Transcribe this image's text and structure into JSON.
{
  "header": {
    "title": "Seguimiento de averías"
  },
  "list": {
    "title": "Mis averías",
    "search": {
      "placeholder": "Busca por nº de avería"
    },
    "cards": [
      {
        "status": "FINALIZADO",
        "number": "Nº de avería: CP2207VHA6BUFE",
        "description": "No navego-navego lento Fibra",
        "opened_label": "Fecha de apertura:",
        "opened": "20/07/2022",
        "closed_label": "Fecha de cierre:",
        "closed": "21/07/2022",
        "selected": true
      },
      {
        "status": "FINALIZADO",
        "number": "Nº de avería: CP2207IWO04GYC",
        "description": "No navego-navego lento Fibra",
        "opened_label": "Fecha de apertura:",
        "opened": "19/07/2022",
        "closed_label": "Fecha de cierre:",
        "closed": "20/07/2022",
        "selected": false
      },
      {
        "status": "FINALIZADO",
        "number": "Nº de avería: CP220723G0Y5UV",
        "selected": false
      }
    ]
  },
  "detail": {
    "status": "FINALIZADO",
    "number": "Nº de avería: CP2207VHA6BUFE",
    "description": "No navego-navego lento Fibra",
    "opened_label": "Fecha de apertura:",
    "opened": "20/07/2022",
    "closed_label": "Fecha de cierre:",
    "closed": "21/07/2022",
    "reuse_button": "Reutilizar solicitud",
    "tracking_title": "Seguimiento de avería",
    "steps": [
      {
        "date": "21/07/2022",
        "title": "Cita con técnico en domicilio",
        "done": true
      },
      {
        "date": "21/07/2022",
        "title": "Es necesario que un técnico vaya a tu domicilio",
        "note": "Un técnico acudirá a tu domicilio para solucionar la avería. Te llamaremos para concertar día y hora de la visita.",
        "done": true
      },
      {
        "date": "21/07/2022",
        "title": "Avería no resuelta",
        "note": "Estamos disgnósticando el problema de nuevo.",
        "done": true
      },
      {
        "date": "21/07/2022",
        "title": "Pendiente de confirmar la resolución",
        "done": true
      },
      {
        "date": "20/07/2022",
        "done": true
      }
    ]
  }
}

INSTRUCTIONS TO FOLLOW -
Go through the data and gather every line that holds "Seguimiento".

TASK OUTPUT -
    "title": "Seguimiento de averías"
    "tracking_title": "Seguimiento de avería",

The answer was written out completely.